→ **Written exercise 1**:
In the forum thread on pilot pay, what barrier to entry does the poster say is raising pay by squeezing supply?
→ **Written exercise 2**:
Rewrite the section of the forum thread on pilot pay starting at "It wouldn't hurt, but" and ending at "any money anyway.", putting "advice" in place of "gouge".

Professional Pot Stirrer
pilot
Yeah...I need to get to The Show ASAP. Can’t wait.
I’m not really killing my quality of life either. Flying 8 days and 6 days of reserve. The only down side, to build the extra hours it’s a lot of long haul junk. Billings, Phoenix, LA, Burbank, John Wayne, Great Falls.. My shortest flight out side of the Mobile that didn’t happen was a Middletown out and back last night.
 

wlawr005

Well-Known Member
pilot
Contributor
What leverage exactly does the ALPA hold to make this possible and how sustainable is it?
I only ask because I'm the type of guy that bought a house in 2007 and am always waiting for the other shoe to drop.
 

Jim123

DD-214 in hand and I'm gonna party like it's 1998
pilot

scoolbubba

Brett327 gargles ballsacks
pilot
Contributor
What leverage exactly does the ALPA hold to make this possible and how sustainable is it?
I only ask because I'm the type of guy that bought a house in 2007 and am always waiting for the other shoe to drop.


The 1500 hour requirement is a barrier to entry that is naturally raising pay by squeezing supply. The other leverage is age 65; guys hired in the last big boom of the reagan years and desert storm are timing out. Even better leverage is the profitability of the consolidated carriers...Capacity discipline boosted the profit/seat mile. At some carriers, they can point to billions in shareholder buybacks and dividends and go "this company is healthy enough to spend in the short term to boost its stock price vice making investments in x/y/z...therefore, it can afford to take care of what it always claims is its most valued asset."

Unions are looking to make up for concessionary contracts voted on in the wake of 9/11 and bankruptcy. Guys won't get their pensions back (and based on past performance I'd argue that it'd be wasting negotiating effort to try even if you did succeed seeing as to how quickly the companies can shed that obligation after a quick run through the bankruptcy rinse rack), but they'll look to keep grabbing bigger pieces of profit sharing, better work rules, better 401k matches/non-elective contributions, retaking flying farmed out to the regionals back under mainline, and higher pay rates.
 

wlawr005

Well-Known Member
pilot
Contributor
Thanks! I'm not gonna lie, your second paragraph might as well be written in Greek. I know there's been a couple of books floated around here about those days. Would that help?
 

scoolbubba

Brett327 gargles ballsacks
pilot
Contributor
Thanks! I'm not gonna lie, your second paragraph might as well be written in Greek. I know there's been a couple of books floated around here about those days. Would that help?

It wouldn't hurt, but most of it won't make sense until you're at a 121 carrier and by then you'll just have to learn how to play the game the same way everyone else does: verbal tradition passed down from on high (the old guys wearing white new balances and carrying an iphone in a holster usually have some pretty good gouge), reading the contract over and over again, and screwing things up on first year pay when it doesn't matter because you don't make any money anyway.
 

FrankTheTank

Professional Pot Stirrer
pilot
Cargo is different.. So I would say extremely sustainable. I know when the Flying Tigers merged there are stories of lots of folks getting 400 and 500% BLG. Actually the more each pilot flys in addition to BLG just means they can man the airline less which saves tons of cash for the airline. My award was 77 hours so I have almost doubled it. 121.5 X $313 = 38k which is cheaper than having 2 Captains with the health care, vacation, training and all the other incidental costs.
 

scoolbubba

Brett327 gargles ballsacks
pilot
Contributor
Cargo is different.. So I would say extremely sustainable. I know when the Flying Tigers merged there are stories of lots of folks getting 400 and 500% BLG. Actually the more each pilot flys in addition to BLG just means they can man the airline less which saves tons of cash for the airline. My award was 77 hours so I have almost doubled it. 121.5 X $313 = 38k which is cheaper than having 2 Captains with the health care, vacation, training and all the other incidental costs.


Tangent, but my wife’s grandfather flew for Flying Tigers but retired before the merger, I believe.

I seem to have inherited all his sweet golden era of aviation swag.

Dude started out wrenching on super connies for Seaboard, became an FE, SO, FO, and retired as a four striper flying the Queen for Flying Tigers.

→ **Data rows**:
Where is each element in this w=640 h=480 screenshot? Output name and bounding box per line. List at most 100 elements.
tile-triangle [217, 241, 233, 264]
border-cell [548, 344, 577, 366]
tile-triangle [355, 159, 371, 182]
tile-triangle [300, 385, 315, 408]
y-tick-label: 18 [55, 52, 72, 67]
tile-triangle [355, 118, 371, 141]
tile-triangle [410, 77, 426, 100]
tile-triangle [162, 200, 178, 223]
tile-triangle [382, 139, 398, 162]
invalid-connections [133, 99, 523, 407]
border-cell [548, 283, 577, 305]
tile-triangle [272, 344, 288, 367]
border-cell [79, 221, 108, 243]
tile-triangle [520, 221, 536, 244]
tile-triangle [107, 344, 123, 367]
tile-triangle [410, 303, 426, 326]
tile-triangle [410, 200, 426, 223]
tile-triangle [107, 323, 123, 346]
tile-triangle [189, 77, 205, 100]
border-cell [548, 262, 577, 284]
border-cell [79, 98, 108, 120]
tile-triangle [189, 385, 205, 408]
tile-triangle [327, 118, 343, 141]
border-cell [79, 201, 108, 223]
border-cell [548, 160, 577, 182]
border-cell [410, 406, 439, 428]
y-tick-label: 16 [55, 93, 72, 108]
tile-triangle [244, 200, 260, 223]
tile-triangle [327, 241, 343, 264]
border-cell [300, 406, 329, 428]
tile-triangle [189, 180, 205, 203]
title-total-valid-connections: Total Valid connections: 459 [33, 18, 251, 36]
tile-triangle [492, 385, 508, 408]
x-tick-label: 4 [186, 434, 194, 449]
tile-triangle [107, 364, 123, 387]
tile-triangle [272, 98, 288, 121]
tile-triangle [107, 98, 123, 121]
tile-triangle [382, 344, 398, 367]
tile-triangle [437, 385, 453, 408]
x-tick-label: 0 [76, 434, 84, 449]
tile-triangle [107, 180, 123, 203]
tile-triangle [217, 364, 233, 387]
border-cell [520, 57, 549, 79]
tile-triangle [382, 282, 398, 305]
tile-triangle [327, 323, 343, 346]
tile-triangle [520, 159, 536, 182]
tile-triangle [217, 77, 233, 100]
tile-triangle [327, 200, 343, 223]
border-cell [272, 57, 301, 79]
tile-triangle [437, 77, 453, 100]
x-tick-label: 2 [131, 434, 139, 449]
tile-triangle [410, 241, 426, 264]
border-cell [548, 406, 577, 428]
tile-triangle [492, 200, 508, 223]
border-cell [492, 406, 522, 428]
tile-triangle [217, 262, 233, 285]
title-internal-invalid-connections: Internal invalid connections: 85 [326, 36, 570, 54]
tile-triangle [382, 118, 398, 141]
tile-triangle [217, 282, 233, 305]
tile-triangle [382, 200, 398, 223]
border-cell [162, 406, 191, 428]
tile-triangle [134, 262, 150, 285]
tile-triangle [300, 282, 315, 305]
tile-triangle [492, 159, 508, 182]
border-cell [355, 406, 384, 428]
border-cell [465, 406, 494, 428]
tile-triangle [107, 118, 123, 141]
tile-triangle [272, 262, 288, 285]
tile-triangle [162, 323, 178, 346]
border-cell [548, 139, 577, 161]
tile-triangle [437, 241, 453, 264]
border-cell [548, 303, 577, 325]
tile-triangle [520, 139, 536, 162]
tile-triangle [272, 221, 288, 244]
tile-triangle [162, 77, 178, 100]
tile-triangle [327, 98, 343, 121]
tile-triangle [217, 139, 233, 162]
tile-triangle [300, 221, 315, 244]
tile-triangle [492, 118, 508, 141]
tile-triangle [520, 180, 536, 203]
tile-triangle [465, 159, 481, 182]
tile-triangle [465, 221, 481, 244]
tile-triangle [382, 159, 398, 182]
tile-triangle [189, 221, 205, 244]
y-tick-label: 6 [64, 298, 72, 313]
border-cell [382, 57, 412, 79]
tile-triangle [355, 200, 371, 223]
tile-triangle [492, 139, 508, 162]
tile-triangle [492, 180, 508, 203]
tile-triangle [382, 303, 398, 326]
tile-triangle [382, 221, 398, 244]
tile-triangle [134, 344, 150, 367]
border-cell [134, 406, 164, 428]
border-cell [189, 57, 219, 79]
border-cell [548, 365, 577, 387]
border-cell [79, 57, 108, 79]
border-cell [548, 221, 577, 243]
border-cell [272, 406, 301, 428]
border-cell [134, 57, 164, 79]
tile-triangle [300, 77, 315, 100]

→ **Task response 1**:
The 1500 hour requirement.

→ **Task response 2**:
It wouldn't hurt, but most of it won't make sense until you're at a 121 carrier and by then you'll just have to learn how to play the game the same way everyone else does: verbal tradition passed down from on high (the old guys wearing white new balances and carrying an iphone in a holster usually have some pretty good advice), reading the contract over and over again, and screwing things up on first year pay when it doesn't matter because you don't make any money anyway.